PROVIDED PASSAGE
++++++++

[postgis-users] PostGIS topology use ?
Stephen Woodbridge
woodbri at swoodbridge.com
Thu Jul 1 16:33:14 PDT 2010
strk wrote:
> On Thu, Jul 01, 2010 at 09:43:33AM -0400, Stephen Woodbridge wrote:
>
>> 1. working with polygon coverages to maintain boundary coherence during
>> edits
>> 2. simplify adjacent polygons without leaving gaps between them.
>> 3. editing road networks and maintaining coherence of joined segments
>> and intersections
>>
>> While these are more high level application ideas and I guess at the
>> lowest level you could build a topology that would support any of these,
>> where did not seem to be support for any higher level functions that
>> would help support implementing these ideas.
>
> Right, not very management function reach at this time...
>
> For (2) the simplification part it wouldn't be too hard to do.
> Currently, if you use ST_Simplify(TopoGeometry) you'd get
> an automatic cast from TopoGeometry to Geometry, and _then_
> the Geometry would be simplified.

++++++++

SOURCE INFORMATION
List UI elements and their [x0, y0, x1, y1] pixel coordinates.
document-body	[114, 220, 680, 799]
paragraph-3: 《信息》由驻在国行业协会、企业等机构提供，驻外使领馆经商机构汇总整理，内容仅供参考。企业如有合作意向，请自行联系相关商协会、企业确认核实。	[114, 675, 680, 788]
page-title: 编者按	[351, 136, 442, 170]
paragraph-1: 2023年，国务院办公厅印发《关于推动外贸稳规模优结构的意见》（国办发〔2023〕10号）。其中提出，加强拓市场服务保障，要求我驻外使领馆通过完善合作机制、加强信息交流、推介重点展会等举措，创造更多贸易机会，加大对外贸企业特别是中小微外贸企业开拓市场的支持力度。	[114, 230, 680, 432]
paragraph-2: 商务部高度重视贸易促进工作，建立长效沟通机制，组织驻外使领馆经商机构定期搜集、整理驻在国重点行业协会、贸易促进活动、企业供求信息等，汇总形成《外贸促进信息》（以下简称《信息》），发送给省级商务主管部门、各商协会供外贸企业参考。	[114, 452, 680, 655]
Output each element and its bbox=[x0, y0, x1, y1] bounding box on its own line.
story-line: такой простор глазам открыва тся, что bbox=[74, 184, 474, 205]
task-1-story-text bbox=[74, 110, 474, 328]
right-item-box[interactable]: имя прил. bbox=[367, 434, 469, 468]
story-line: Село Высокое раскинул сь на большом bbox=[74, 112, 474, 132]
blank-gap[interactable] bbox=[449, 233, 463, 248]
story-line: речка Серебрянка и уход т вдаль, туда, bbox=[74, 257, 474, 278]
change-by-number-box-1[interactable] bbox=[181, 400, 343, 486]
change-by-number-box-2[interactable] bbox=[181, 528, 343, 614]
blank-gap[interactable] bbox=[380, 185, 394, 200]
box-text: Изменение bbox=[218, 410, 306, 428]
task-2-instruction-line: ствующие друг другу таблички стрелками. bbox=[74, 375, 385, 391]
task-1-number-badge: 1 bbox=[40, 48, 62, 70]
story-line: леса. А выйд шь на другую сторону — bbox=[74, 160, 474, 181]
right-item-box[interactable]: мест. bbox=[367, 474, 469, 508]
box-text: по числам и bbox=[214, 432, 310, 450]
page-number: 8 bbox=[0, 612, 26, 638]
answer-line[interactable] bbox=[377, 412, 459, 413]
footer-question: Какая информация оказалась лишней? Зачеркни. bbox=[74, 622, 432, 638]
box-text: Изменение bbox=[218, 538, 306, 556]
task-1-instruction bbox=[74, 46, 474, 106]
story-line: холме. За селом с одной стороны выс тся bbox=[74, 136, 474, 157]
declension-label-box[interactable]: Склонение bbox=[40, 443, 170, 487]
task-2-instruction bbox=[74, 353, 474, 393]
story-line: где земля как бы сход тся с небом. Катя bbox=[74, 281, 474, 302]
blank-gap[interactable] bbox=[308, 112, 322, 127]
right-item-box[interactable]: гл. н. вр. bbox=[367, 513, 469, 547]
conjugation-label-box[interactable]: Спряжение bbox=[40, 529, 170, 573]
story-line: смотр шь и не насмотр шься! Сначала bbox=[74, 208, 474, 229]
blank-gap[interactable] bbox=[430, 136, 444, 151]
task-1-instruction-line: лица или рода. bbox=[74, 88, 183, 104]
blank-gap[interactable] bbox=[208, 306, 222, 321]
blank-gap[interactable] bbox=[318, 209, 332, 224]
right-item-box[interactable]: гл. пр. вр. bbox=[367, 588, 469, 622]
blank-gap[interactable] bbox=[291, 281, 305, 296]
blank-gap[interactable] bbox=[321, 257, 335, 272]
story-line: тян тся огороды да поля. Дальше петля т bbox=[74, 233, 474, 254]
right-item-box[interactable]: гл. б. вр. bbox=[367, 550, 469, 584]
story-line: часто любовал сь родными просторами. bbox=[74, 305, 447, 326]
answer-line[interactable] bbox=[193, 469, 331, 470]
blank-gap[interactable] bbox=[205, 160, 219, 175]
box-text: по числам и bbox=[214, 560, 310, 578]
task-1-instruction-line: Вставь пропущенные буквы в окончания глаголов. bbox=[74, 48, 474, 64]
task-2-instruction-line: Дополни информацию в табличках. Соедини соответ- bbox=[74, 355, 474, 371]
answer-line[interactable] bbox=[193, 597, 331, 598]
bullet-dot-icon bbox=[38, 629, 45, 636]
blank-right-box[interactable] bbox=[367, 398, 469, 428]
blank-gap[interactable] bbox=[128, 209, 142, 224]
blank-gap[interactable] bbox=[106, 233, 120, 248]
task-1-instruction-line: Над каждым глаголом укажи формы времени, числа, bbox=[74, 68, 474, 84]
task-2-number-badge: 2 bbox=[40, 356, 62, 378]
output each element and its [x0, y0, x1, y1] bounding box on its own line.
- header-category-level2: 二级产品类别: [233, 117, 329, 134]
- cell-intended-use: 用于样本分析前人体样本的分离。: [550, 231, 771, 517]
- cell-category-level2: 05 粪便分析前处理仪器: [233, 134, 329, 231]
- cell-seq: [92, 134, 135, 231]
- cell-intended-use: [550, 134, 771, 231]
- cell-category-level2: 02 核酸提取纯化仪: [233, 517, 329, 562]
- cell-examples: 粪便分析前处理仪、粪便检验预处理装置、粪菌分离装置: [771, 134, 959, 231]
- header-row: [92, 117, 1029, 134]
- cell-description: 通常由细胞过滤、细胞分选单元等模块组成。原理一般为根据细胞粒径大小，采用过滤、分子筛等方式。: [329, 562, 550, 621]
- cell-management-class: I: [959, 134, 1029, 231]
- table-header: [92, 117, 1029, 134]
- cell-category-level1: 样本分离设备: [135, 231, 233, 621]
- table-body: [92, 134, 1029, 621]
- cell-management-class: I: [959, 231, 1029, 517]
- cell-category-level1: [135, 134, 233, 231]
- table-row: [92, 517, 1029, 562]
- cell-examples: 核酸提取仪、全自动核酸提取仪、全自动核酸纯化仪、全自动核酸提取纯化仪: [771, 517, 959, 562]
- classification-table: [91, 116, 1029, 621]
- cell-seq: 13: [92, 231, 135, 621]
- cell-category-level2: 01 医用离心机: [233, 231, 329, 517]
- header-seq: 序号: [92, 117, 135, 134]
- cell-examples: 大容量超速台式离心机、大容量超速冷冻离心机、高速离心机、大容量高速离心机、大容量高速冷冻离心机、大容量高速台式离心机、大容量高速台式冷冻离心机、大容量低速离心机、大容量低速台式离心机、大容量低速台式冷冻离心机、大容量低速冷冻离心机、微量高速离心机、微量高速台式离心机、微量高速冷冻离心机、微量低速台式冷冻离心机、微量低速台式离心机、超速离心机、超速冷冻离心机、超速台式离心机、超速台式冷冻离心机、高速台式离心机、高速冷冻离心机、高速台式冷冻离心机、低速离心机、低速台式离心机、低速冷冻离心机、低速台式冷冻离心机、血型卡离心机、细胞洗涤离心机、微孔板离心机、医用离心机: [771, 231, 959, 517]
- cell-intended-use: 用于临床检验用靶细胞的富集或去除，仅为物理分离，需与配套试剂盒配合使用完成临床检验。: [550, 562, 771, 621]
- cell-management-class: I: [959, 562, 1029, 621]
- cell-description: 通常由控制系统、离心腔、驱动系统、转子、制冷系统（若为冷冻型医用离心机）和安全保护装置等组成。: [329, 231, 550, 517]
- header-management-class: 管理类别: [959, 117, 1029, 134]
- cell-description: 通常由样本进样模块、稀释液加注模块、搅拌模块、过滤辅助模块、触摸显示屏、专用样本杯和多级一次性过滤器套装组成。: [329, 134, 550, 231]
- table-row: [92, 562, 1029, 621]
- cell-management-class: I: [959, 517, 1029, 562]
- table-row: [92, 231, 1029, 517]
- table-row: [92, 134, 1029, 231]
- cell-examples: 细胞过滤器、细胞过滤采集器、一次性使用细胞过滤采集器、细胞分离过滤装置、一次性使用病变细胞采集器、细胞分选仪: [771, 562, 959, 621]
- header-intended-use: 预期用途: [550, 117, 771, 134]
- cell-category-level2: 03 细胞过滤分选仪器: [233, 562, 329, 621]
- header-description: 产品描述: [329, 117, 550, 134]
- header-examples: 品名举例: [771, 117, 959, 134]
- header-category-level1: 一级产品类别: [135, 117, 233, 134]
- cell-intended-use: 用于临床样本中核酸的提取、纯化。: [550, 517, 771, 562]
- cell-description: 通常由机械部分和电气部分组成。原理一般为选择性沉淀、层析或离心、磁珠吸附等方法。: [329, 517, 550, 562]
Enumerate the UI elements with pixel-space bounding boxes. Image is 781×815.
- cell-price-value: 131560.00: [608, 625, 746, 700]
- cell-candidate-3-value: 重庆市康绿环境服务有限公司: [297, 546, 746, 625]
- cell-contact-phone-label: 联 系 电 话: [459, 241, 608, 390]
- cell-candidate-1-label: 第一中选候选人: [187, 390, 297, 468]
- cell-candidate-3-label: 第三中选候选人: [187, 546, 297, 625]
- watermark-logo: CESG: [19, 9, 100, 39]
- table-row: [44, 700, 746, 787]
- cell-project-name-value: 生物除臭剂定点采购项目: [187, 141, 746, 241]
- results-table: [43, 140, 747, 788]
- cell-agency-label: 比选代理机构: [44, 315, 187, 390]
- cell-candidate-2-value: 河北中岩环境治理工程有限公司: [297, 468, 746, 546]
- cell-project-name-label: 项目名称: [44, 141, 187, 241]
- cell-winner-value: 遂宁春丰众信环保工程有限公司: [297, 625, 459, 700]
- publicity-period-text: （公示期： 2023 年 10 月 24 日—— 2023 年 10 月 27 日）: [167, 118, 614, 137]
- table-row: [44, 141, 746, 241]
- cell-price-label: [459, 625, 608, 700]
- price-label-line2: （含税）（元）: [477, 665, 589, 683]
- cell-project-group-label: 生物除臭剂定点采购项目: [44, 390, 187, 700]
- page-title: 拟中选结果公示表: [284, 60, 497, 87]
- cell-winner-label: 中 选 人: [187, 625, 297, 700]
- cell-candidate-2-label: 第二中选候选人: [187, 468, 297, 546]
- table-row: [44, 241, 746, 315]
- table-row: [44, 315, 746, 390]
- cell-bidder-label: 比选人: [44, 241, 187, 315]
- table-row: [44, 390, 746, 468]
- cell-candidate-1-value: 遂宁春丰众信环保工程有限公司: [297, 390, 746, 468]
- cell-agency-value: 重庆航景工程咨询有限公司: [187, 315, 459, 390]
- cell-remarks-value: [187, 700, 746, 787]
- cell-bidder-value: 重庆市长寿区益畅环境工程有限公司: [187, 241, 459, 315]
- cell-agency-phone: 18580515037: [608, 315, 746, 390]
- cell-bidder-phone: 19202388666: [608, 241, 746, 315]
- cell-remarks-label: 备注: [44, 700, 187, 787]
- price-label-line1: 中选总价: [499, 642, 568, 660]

++++++++

REQUIRED WORK
[1] According to the PostGIS topology post, what currently happens when ST_Simplify is used on a TopoGeometry?
[2] Write what follows in the PostGIS topology post, picking up right after its final sentence.
The listing is unrelated material, separate from the PostGIS topology post.

RESPONSES PER TASK
[1] The TopoGeometry is automatically cast to a Geometry, and then that Geometry is simplified.

[2]
> A simple override of that function could instead _first_
> simplify components and _finally_ polygonize them togheter
> to get you the Geometry. Would that meet your use case 2 ?
>
> For (3) I don't think topology is for you. SQL/MM defined another
> model which was "network". Networks have different characteristics
> from topology. For example you may have intersections which do
> not form nodes (think bridges).
>
> Case (1) is the whole point of keeping the representation of
> your data as a topology, but I'm not sure I understand what
> you mean by 'during edits'. Postgis topology does have a
> validation function you could run after edits, but I guess
> your edits would be on the app level. For instance QGIS
> itself does use some form of topological representation when
> doing edits. Would be interesting to see it cope directly
> with topology in the backend.
Well, in general it a good start and I liked what I saw as far as it
went. I think that the biggest problem with it at the moment is
chicken-egg problem of not being mature enough feature wise to be useful
and attract funding to add more to it and not funding or time to move it
in that direction.
If you think about PostGIS and how it has matured over the years and how
much integrating GEOS has done to increase its value as a tool, I think
it is obvious in comparison that we need the topological equivalent of
that effort to build out the topology engine.
The SQL/MM network is another interesting idea I need to look into
because I do a lot with routing.
Thanks,
-Steve
PS. It is great to see you actively involved in with PostGIS and GEOS
again. Thanks for all you past and present efforts.